DIRECTIVE:
Copy out every line exactly as given.

## start EXTRACTED MATERIAL

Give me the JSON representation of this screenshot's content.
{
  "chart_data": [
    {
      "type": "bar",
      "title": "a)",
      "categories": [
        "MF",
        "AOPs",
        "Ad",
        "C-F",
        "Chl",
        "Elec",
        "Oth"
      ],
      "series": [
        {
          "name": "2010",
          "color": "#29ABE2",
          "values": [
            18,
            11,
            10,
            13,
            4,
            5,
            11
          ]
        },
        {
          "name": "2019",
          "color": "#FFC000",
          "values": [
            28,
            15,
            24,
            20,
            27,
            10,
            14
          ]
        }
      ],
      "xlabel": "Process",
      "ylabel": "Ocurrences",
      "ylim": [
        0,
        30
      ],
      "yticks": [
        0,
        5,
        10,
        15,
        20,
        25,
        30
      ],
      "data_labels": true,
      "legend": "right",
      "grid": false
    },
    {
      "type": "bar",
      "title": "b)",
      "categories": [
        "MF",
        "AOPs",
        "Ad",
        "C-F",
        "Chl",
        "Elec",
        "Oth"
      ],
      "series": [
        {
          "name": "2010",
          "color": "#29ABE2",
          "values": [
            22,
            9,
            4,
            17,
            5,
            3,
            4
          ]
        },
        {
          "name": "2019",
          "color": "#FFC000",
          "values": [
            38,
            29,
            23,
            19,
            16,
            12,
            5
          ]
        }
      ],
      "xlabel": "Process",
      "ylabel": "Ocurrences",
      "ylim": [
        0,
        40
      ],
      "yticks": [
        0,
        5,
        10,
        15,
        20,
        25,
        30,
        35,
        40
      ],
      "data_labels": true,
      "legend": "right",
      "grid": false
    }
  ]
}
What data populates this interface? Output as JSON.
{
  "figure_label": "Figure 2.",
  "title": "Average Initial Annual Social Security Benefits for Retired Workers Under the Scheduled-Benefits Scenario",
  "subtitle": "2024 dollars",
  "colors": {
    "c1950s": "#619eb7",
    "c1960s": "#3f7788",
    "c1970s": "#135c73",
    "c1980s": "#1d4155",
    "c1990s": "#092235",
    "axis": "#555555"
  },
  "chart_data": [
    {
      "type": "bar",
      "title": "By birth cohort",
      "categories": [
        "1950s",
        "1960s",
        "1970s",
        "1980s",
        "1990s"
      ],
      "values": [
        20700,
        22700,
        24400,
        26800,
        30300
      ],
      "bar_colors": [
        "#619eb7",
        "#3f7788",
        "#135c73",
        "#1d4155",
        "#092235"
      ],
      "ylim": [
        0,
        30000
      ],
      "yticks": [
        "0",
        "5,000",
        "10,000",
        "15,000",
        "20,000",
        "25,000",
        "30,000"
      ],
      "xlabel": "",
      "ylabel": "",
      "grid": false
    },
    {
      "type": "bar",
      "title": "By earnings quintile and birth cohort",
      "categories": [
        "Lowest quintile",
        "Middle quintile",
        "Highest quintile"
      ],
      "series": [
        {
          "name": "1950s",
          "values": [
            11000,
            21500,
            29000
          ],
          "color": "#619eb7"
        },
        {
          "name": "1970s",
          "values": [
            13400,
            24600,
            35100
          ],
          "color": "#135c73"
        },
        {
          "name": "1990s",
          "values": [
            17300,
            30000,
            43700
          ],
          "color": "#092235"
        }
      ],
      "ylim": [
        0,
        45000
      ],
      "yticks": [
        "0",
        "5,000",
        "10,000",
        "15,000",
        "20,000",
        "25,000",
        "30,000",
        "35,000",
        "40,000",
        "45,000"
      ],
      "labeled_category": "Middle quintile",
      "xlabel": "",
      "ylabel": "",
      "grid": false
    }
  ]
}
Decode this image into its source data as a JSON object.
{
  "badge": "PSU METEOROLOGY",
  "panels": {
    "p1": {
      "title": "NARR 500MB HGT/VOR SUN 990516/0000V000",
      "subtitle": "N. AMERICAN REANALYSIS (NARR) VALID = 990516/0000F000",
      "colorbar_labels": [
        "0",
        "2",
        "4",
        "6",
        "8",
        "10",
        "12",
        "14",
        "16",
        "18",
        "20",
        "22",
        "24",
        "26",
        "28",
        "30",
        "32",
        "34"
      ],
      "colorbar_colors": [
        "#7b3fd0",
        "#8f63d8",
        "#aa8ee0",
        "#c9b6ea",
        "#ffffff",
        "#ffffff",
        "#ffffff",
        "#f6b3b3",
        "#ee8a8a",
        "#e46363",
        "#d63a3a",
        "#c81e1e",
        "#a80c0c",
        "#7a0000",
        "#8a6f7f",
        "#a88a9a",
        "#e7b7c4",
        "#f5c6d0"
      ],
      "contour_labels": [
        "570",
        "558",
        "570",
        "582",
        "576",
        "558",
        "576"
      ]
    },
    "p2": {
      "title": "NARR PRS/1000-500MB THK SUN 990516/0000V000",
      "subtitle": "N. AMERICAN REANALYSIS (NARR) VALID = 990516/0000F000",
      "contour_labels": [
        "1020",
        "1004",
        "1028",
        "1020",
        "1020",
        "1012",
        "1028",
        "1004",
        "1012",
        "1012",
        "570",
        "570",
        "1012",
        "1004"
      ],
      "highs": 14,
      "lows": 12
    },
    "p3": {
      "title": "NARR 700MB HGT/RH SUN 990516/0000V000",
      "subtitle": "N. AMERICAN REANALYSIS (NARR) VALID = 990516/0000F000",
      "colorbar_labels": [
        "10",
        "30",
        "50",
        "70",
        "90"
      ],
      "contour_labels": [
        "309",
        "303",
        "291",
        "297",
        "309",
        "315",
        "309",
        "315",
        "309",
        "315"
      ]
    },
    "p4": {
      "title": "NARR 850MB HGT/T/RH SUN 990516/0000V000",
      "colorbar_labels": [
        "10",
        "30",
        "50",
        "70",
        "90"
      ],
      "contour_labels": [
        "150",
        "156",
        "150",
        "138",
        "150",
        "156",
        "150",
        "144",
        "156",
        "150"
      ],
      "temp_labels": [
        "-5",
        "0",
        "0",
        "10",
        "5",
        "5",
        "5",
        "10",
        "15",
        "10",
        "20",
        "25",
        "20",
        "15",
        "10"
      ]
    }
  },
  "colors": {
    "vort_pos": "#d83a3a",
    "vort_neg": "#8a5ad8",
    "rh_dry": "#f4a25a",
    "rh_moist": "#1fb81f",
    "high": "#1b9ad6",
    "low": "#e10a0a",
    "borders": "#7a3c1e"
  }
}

## end EXTRACTED MATERIAL

TASK RESPONSE:
Give me the JSON representation of this screenshot's content.
{
  "chart_data": [
    {
      "type": "bar",
      "title": "a)",
      "categories": [
        "MF",
        "AOPs",
        "Ad",
        "C-F",
        "Chl",
        "Elec",
        "Oth"
      ],
      "series": [
        {
          "name": "2010",
          "color": "#29ABE2",
          "values": [
            18,
            11,
            10,
            13,
            4,
            5,
            11
          ]
        },
        {
          "name": "2019",
          "color": "#FFC000",
          "values": [
            28,
            15,
            24,
            20,
            27,
            10,
            14
          ]
        }
      ],
      "xlabel": "Process",
      "ylabel": "Ocurrences",
      "ylim": [
        0,
        30
      ],
      "yticks": [
        0,
        5,
        10,
        15,
        20,
        25,
        30
      ],
      "data_labels": true,
      "legend": "right",
      "grid": false
    },
    {
      "type": "bar",
      "title": "b)",
      "categories": [
        "MF",
        "AOPs",
        "Ad",
        "C-F",
        "Chl",
        "Elec",
        "Oth"
      ],
      "series": [
        {
          "name": "2010",
          "color": "#29ABE2",
          "values": [
            22,
            9,
            4,
            17,
            5,
            3,
            4
          ]
        },
        {
          "name": "2019",
          "color": "#FFC000",
          "values": [
            38,
            29,
            23,
            19,
            16,
            12,
            5
          ]
        }
      ],
      "xlabel": "Process",
      "ylabel": "Ocurrences",
      "ylim": [
        0,
        40
      ],
      "yticks": [
        0,
        5,
        10,
        15,
        20,
        25,
        30,
        35,
        40
      ],
      "data_labels": true,
      "legend": "right",
      "grid": false
    }
  ]
}
What data populates this interface? Output as JSON.
{
  "figure_label": "Figure 2.",
  "title": "Average Initial Annual Social Security Benefits for Retired Workers Under the Scheduled-Benefits Scenario",
  "subtitle": "2024 dollars",
  "colors": {
    "c1950s": "#619eb7",
    "c1960s": "#3f7788",
    "c1970s": "#135c73",
    "c1980s": "#1d4155",
    "c1990s": "#092235",
    "axis": "#555555"
  },
  "chart_data": [
    {
      "type": "bar",
      "title": "By birth cohort",
      "categories": [
        "1950s",
        "1960s",
        "1970s",
        "1980s",
        "1990s"
      ],
      "values": [
        20700,
        22700,
        24400,
        26800,
        30300
      ],
      "bar_colors": [
        "#619eb7",
        "#3f7788",
        "#135c73",
        "#1d4155",
        "#092235"
      ],
      "ylim": [
        0,
        30000
      ],
      "yticks": [
        "0",
        "5,000",
        "10,000",
        "15,000",
        "20,000",
        "25,000",
        "30,000"
      ],
      "xlabel": "",
      "ylabel": "",
      "grid": false
    },
    {
      "type": "bar",
      "title": "By earnings quintile and birth cohort",
      "categories": [
        "Lowest quintile",
        "Middle quintile",
        "Highest quintile"
      ],
      "series": [
        {
          "name": "1950s",
          "values": [
            11000,
            21500,
            29000
          ],
          "color": "#619eb7"
        },
        {
          "name": "1970s",
          "values": [
            13400,
            24600,
            35100
          ],
          "color": "#135c73"
        },
        {
          "name": "1990s",
          "values": [
            17300,
            30000,
            43700
          ],
          "color": "#092235"
        }
      ],
      "ylim": [
        0,
        45000
      ],
      "yticks": [
        "0",
        "5,000",
        "10,000",
        "15,000",
        "20,000",
        "25,000",
        "30,000",
        "35,000",
        "40,000",
        "45,000"
      ],
      "labeled_category": "Middle quintile",
      "xlabel": "",
      "ylabel": "",
      "grid": false
    }
  ]
}
Decode this image into its source data as a JSON object.
{
  "badge": "PSU METEOROLOGY",
  "panels": {
    "p1": {
      "title": "NARR 500MB HGT/VOR SUN 990516/0000V000",
      "subtitle": "N. AMERICAN REANALYSIS (NARR) VALID = 990516/0000F000",
      "colorbar_labels": [
        "0",
        "2",
        "4",
        "6",
        "8",
        "10",
        "12",
        "14",
        "16",
        "18",
        "20",
        "22",
        "24",
        "26",
        "28",
        "30",
        "32",
        "34"
      ],
      "colorbar_colors": [
        "#7b3fd0",
        "#8f63d8",
        "#aa8ee0",
        "#c9b6ea",
        "#ffffff",
        "#ffffff",
        "#ffffff",
        "#f6b3b3",
        "#ee8a8a",
        "#e46363",
        "#d63a3a",
        "#c81e1e",
        "#a80c0c",
        "#7a0000",
        "#8a6f7f",
        "#a88a9a",
        "#e7b7c4",
        "#f5c6d0"
      ],
      "contour_labels": [
        "570",
        "558",
        "570",
        "582",
        "576",
        "558",
        "576"
      ]
    },
    "p2": {
      "title": "NARR PRS/1000-500MB THK SUN 990516/0000V000",
      "subtitle": "N. AMERICAN REANALYSIS (NARR) VALID = 990516/0000F000",
      "contour_labels": [
        "1020",
        "1004",
        "1028",
        "1020",
        "1020",
        "1012",
        "1028",
        "1004",
        "1012",
        "1012",
        "570",
        "570",
        "1012",
        "1004"
      ],
      "highs": 14,
      "lows": 12
    },
    "p3": {
      "title": "NARR 700MB HGT/RH SUN 990516/0000V000",
      "subtitle": "N. AMERICAN REANALYSIS (NARR) VALID = 990516/0000F000",
      "colorbar_labels": [
        "10",
        "30",
        "50",
        "70",
        "90"
      ],
      "contour_labels": [
        "309",
        "303",
        "291",
        "297",
        "309",
        "315",
        "309",
        "315",
        "309",
        "315"
      ]
    },
    "p4": {
      "title": "NARR 850MB HGT/T/RH SUN 990516/0000V000",
      "colorbar_labels": [
        "10",
        "30",
        "50",
        "70",
        "90"
      ],
      "contour_labels": [
        "150",
        "156",
        "150",
        "138",
        "150",
        "156",
        "150",
        "144",
        "156",
        "150"
      ],
      "temp_labels": [
        "-5",
        "0",
        "0",
        "10",
        "5",
        "5",
        "5",
        "10",
        "15",
        "10",
        "20",
        "25",
        "20",
        "15",
        "10"
      ]
    }
  },
  "colors": {
    "vort_pos": "#d83a3a",
    "vort_neg": "#8a5ad8",
    "rh_dry": "#f4a25a",
    "rh_moist": "#1fb81f",
    "high": "#1b9ad6",
    "low": "#e10a0a",
    "borders": "#7a3c1e"
  }
}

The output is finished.